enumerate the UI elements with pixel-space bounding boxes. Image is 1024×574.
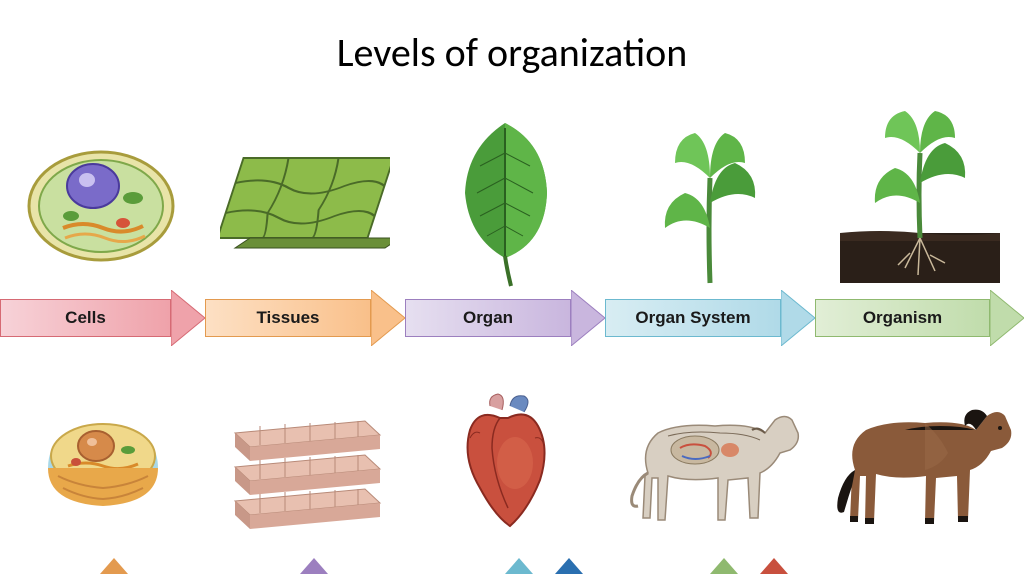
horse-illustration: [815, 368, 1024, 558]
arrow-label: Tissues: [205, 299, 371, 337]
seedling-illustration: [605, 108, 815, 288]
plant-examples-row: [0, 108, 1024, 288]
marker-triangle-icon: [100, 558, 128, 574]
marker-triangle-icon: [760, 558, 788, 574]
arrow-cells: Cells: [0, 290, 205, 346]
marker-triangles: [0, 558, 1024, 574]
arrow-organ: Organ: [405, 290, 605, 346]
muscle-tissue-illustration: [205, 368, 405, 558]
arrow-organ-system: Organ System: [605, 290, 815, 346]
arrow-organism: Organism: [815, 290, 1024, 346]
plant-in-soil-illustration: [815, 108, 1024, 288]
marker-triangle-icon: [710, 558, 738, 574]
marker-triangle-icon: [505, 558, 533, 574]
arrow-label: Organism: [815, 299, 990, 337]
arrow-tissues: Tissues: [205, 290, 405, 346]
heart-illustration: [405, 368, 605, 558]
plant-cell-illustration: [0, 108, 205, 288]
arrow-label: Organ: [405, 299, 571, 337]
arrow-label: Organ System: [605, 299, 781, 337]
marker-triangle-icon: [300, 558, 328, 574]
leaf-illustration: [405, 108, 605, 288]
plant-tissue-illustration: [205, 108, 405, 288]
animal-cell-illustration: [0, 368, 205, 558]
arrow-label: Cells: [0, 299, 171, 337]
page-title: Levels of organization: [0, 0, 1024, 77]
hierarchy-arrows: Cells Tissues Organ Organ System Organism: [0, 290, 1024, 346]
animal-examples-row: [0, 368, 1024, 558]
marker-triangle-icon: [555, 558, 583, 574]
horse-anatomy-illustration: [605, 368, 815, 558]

────────────────

The data must be printed exactly, image-free.

**Response:**
enumerate the UI elements with pixel-space bounding boxes. Image is 1024×574.
horse-illustration: [815, 368, 1024, 558]
arrow-label: Tissues: [205, 299, 371, 337]
seedling-illustration: [605, 108, 815, 288]
plant-examples-row: [0, 108, 1024, 288]
marker-triangle-icon: [100, 558, 128, 574]
marker-triangle-icon: [760, 558, 788, 574]
arrow-cells: Cells: [0, 290, 205, 346]
marker-triangles: [0, 558, 1024, 574]
arrow-organ: Organ: [405, 290, 605, 346]
muscle-tissue-illustration: [205, 368, 405, 558]
arrow-organ-system: Organ System: [605, 290, 815, 346]
arrow-organism: Organism: [815, 290, 1024, 346]
plant-in-soil-illustration: [815, 108, 1024, 288]
marker-triangle-icon: [710, 558, 738, 574]
marker-triangle-icon: [505, 558, 533, 574]
arrow-label: Organism: [815, 299, 990, 337]
arrow-tissues: Tissues: [205, 290, 405, 346]
heart-illustration: [405, 368, 605, 558]
plant-cell-illustration: [0, 108, 205, 288]
arrow-label: Organ: [405, 299, 571, 337]
arrow-label: Organ System: [605, 299, 781, 337]
marker-triangle-icon: [300, 558, 328, 574]
leaf-illustration: [405, 108, 605, 288]
plant-tissue-illustration: [205, 108, 405, 288]
animal-cell-illustration: [0, 368, 205, 558]
arrow-label: Cells: [0, 299, 171, 337]
page-title: Levels of organization: [0, 0, 1024, 77]
hierarchy-arrows: Cells Tissues Organ Organ System Organism: [0, 290, 1024, 346]
animal-examples-row: [0, 368, 1024, 558]
marker-triangle-icon: [555, 558, 583, 574]
horse-anatomy-illustration: [605, 368, 815, 558]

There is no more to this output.